免疫チェックポイント阻害薬のオプジーボ、という画期的な薬が登場して話題になっています。どんどん保険適用対象も広がってきて、期待を抱いている患者さんも多いことだと思います。とはいえまだ手放しで喜べる状態ではありません。適用するがん種も広がってきたとはいえ、どんな人に効果があるかなど、はっきりわかっていないことも多いですし、何より薬価が高いことも問題視されました。

効果がある薬はこれからも出てくることと思います。喜ばしいことではありますが、それが今回のように高価であった場合どのように対処していけばいいのか、非常に悩ましい問題です。今、医療費削減のために様々な提案が出され始めています。今後増大することが予想される中で、恣意的に人を選別することなく医療費を抑制していくためにはどうすればいいのか、誰もが当事者だけに考えていかけなければいけません。

 

「新たな抗がん剤の課題」(2016年10月号掲載)

免疫を活性化させて治療を行う免疫療法は、手術、放射線、抗がん剤の三大標準治療に続く、第4の治療法になるのではと研究が続けられてきましたが、これまで十分に確立された治療効果を得られていませんでした。そんな中出てきたのが免疫チェックポイント阻害薬、オプジーボです。

免疫は異物を排除する役割を担っていますが、過剰な攻撃を続けたり、正常な細胞を攻撃しないよう、ブレーキをかける仕組みも持っています。そしてがん細胞はこのブレーキを強くすることで攻撃から逃れているとされます。免疫チェックポイント阻害薬は、このブレーキを外して免疫の働きを復活させ、がん細胞を攻撃しようとする、これまでにない発想から生まれたもので、効果もすでに立証されています。

2014年にはまず、悪性黒色腫の一部で保険適用され、さらに2015年には肺がんの一部、さらに今年腎がんの一部にも使えるようになりました。また近々血液がんの一部にも承認されるようで、適用範囲が広がってきています。

一方で、一か月300万円ほどかかる高額な薬であることが問題視されてきましたが、来年2月に薬価が50%引き下げられることに決まりました。効果のある薬と薬価の問題が今回クローズアップされましたが、こうした問題は今後も起きてくることだけに、引き続きの議論が必要で、私たち一人一人も考えていくべき問題です。

単純に薬価を下げるだけでは、製薬会社の新薬開発に対する意欲の芽を摘むことにもなりかねません。かといっていくら効果があっても、あまりに高いとなると、今の保険制度を維持できなくなってしまいます。

そんな中、先日テレビで、オプジーボの院内廃棄という視点に着目した番組がありました。細菌感染を防ぐため、一度開けた瓶の薬は、少ししか使わなくても残りはすべて廃棄されるといいます。これが大きな無駄になっているのでは?という投げかけでした。高い薬だけに、無駄が多いとそれだけ無駄な費用を増大させます。

番組では、無菌室など設備さえ整っていれば、残りの薬を利用することも可能だという専門家の見解も紹介していました。高騰する医療費問題は、見えやすいものだけをターゲットにしがちですが、こうした隠れた部分にまで広く切り込んでいく必要があると感じました。

最後に、オプジーボは画期的な薬ですが、当然副作用もあるため、どこでも簡単に治療を受けていいものではありません。すでにこの薬の定められた用法・用量を守らず治療したクリニックで、重篤な副作用や死亡例も出てきています。

今年7月、日本臨床腫瘍学会がホームページでオプジーボに対する注意喚起を行いました。そこには「有効かつ安全に投与できる要件を満たす施設・医師のもと適切な投与量、投与方法にて受けてほしい」と書かれています。

ネットでこの薬を扱うクリニックを検索すると、今も「少量ずつの投与だから安全」と書いているところが存在します。多くの専門家が「そんな量では効果がない」と主張しています。治療に際しては、患者も十分気をつけたいところです。
=====
*問題の説明*: 本文の「一方で、一か月300万円ほど」から「いく必要があると感じました。」までの部分を、「番組」を「特集」に置き換えて書き直してください。 次の一覧は、本文とは別のところから集めたものです。

[データ一覧]
=====
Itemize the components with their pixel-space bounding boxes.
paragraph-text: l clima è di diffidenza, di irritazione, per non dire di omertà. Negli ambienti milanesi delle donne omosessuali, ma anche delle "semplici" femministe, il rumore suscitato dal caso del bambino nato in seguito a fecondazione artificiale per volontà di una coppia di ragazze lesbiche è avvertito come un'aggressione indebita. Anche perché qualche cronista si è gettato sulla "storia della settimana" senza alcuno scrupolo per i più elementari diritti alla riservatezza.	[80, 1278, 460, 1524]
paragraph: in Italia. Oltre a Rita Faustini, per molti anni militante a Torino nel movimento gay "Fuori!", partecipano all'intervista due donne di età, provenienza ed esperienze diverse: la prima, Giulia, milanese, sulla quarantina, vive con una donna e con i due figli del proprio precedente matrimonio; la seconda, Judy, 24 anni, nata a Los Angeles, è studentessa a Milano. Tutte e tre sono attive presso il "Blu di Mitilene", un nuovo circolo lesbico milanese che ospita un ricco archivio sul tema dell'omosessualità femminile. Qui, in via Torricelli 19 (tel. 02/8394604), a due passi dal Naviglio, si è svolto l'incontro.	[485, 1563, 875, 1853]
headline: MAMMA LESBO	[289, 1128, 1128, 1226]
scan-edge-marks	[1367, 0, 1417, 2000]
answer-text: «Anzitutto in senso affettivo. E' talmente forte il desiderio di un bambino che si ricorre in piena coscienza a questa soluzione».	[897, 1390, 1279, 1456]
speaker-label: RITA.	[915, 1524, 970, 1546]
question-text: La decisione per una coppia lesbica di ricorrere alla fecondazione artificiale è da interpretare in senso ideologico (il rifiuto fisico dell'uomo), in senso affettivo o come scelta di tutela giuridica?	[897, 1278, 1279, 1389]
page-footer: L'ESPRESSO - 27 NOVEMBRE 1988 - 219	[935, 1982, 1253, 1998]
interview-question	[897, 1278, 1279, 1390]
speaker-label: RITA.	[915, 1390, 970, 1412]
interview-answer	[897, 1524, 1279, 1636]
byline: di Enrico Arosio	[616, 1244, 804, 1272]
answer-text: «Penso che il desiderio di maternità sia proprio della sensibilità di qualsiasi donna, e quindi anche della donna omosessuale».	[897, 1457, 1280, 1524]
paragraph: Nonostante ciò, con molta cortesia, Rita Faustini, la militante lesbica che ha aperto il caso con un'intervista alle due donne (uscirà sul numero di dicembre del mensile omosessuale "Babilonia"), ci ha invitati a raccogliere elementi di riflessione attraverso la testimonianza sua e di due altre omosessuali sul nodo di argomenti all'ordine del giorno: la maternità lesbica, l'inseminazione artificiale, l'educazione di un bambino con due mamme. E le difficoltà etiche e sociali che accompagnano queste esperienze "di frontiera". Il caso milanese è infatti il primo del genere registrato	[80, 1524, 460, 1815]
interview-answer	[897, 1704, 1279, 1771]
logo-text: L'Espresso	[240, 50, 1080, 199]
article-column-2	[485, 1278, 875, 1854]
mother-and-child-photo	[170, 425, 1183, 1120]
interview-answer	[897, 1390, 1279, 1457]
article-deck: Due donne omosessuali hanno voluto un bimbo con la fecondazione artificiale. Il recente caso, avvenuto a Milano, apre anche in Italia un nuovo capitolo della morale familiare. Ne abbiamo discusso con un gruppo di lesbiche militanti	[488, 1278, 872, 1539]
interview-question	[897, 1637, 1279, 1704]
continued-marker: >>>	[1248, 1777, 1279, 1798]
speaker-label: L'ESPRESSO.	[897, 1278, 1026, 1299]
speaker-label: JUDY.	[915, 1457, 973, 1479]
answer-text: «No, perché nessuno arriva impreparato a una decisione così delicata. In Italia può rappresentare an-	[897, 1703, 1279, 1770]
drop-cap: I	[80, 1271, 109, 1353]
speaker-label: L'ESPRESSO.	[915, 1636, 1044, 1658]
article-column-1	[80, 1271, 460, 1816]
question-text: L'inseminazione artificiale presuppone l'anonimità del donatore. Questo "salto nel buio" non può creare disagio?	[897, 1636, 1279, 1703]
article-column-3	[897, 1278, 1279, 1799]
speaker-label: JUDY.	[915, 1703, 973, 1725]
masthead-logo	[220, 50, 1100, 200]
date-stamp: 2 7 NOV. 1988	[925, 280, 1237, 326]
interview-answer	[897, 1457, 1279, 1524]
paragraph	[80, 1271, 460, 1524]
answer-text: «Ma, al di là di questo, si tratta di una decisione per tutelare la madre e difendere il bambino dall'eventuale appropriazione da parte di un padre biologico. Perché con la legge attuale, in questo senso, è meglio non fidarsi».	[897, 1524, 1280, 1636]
=====
*解答*:
一方で、一か月300万円ほどかかる高額な薬であることが問題視されてきましたが、来年2月に薬価が50%引き下げられることに決まりました。効果のある薬と薬価の問題が今回クローズアップされましたが、こうした問題は今後も起きてくることだけに、引き続きの議論が必要で、私たち一人一人も考えていくべき問題です。

単純に薬価を下げるだけでは、製薬会社の新薬開発に対する意欲の芽を摘むことにもなりかねません。かといっていくら効果があっても、あまりに高いとなると、今の保険制度を維持できなくなってしまいます。

そんな中、先日テレビで、オプジーボの院内廃棄という視点に着目した特集がありました。細菌感染を防ぐため、一度開けた瓶の薬は、少ししか使わなくても残りはすべて廃棄されるといいます。これが大きな無駄になっているのでは?という投げかけでした。高い薬だけに、無駄が多いとそれだけ無駄な費用を増大させます。

特集では、無菌室など設備さえ整っていれば、残りの薬を利用することも可能だという専門家の見解も紹介していました。高騰する医療費問題は、見えやすいものだけをターゲットにしがちですが、こうした隠れた部分にまで広く切り込んでいく必要があると感じました。